• _Problem statement_: Search the material for the string "name", then return every line where it is found.
========================================================================
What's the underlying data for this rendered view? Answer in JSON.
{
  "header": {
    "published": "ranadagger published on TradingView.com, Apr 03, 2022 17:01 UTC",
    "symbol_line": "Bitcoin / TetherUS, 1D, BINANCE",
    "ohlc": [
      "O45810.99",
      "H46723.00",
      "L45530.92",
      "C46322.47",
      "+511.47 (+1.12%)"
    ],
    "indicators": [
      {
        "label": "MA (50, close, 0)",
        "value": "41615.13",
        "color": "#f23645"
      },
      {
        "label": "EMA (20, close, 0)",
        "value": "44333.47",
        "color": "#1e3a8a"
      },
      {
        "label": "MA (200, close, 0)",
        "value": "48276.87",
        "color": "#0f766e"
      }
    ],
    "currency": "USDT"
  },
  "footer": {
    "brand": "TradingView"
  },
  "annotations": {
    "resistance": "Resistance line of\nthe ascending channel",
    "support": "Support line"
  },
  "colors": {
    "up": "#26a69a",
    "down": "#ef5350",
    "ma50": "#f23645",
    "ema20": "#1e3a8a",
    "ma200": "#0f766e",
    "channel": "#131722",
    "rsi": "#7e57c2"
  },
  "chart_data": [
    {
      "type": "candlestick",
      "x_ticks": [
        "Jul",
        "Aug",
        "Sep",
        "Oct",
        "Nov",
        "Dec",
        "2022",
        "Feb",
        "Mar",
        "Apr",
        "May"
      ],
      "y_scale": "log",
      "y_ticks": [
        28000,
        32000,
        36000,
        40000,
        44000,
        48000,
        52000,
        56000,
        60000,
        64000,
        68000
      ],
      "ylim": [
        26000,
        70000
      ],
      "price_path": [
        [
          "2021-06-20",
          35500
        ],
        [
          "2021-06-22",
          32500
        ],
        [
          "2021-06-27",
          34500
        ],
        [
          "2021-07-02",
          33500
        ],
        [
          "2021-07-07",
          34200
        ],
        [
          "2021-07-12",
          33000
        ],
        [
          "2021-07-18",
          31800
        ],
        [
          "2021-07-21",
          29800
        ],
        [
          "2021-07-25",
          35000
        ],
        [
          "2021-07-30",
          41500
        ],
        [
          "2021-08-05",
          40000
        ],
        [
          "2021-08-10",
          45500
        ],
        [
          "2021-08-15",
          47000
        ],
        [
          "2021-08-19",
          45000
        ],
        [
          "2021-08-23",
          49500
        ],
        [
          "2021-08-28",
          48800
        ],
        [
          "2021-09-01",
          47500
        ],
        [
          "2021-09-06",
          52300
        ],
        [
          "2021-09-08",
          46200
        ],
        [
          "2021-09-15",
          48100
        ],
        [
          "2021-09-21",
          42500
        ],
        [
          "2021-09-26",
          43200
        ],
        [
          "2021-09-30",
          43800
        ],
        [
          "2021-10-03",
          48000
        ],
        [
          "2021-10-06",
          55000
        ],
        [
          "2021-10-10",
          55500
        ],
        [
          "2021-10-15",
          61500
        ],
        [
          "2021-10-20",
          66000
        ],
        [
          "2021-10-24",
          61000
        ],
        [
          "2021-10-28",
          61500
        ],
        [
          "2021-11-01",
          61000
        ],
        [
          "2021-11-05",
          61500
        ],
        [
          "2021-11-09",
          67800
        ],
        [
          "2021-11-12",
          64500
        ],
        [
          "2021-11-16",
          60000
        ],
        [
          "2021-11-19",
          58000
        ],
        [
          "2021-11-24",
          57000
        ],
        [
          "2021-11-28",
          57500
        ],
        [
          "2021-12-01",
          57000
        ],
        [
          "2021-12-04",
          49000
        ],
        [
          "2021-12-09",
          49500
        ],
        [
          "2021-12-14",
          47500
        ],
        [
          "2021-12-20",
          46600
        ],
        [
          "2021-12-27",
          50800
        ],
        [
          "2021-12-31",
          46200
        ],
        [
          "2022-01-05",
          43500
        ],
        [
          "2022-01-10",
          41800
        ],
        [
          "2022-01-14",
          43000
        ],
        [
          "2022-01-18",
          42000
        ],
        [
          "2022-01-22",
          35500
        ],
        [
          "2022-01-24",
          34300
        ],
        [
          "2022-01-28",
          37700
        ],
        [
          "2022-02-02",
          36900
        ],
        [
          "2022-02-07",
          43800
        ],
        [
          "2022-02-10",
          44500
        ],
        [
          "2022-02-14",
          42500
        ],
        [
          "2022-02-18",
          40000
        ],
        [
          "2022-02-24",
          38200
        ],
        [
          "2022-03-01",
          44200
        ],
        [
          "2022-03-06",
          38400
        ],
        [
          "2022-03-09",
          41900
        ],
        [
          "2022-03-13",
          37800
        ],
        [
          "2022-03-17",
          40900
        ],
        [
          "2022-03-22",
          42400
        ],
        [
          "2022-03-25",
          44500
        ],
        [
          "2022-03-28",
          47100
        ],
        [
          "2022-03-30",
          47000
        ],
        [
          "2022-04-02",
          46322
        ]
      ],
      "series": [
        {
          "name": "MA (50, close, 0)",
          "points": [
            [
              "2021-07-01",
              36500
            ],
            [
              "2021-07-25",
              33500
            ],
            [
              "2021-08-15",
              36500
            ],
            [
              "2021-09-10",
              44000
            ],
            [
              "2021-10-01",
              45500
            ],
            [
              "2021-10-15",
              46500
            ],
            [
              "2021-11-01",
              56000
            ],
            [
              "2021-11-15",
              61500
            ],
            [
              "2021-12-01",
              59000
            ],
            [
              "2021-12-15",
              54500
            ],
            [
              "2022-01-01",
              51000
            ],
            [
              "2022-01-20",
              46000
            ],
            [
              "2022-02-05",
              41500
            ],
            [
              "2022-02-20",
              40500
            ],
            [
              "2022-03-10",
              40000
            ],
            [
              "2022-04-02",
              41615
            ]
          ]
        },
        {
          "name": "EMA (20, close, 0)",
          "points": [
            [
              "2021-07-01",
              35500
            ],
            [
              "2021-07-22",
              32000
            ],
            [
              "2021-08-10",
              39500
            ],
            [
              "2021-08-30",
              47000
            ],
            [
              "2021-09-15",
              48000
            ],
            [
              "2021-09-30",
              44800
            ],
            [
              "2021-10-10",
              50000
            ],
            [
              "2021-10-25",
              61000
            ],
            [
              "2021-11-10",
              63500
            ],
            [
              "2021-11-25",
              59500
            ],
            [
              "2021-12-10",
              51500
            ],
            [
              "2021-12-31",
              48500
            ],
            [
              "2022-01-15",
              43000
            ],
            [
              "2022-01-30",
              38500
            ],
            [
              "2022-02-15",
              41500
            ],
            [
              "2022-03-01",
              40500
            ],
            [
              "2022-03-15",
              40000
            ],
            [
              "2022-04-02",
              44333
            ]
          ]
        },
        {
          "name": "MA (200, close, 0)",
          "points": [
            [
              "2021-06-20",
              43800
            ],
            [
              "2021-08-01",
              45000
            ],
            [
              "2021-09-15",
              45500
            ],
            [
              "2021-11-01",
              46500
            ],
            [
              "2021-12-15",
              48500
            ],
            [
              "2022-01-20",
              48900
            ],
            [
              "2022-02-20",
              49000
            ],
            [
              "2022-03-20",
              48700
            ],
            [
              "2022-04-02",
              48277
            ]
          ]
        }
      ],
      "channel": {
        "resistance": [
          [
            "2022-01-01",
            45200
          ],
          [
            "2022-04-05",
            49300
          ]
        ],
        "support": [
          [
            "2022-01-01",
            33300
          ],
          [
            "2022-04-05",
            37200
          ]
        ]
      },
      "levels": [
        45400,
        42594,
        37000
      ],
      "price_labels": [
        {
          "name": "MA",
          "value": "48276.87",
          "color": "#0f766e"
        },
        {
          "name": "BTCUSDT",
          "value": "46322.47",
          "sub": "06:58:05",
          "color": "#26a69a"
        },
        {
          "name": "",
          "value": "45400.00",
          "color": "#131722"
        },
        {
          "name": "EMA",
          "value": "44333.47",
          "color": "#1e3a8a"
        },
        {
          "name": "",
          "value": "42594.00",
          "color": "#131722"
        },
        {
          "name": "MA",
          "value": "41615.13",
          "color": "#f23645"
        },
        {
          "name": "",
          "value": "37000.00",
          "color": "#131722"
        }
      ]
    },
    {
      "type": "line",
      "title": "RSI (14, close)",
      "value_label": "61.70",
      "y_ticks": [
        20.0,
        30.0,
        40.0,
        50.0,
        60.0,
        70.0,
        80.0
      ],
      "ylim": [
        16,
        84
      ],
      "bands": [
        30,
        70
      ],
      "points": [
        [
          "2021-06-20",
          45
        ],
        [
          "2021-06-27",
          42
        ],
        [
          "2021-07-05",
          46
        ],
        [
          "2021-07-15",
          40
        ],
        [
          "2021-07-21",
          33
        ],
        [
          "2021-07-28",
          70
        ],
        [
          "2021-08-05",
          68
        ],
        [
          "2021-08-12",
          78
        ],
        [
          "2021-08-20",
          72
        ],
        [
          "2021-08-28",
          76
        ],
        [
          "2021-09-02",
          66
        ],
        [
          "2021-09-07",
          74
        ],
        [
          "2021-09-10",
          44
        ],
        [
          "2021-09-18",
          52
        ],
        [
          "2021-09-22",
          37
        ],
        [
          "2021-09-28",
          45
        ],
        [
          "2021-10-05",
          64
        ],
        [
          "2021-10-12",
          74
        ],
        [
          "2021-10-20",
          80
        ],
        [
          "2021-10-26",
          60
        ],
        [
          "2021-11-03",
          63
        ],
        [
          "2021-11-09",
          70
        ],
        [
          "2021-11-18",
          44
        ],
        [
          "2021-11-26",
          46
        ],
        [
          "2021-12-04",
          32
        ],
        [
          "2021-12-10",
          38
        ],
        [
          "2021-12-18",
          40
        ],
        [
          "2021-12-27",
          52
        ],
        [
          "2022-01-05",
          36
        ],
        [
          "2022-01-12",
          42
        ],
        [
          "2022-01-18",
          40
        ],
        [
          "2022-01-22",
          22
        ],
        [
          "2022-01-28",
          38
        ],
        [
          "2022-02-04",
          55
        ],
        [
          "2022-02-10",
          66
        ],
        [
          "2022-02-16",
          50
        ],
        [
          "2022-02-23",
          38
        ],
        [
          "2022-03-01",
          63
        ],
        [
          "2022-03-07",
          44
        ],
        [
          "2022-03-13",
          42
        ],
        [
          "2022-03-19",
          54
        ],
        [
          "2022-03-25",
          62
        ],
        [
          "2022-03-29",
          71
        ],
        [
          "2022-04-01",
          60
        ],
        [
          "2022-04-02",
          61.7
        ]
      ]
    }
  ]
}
========================================================================
• _Right answer_:
          "name": "MA (50, close, 0)",
          "name": "EMA (20, close, 0)",
          "name": "MA (200, close, 0)",
          "name": "MA",
          "name": "BTCUSDT",
          "name": "",
          "name": "EMA",
          "name": "",
          "name": "MA",
          "name": "",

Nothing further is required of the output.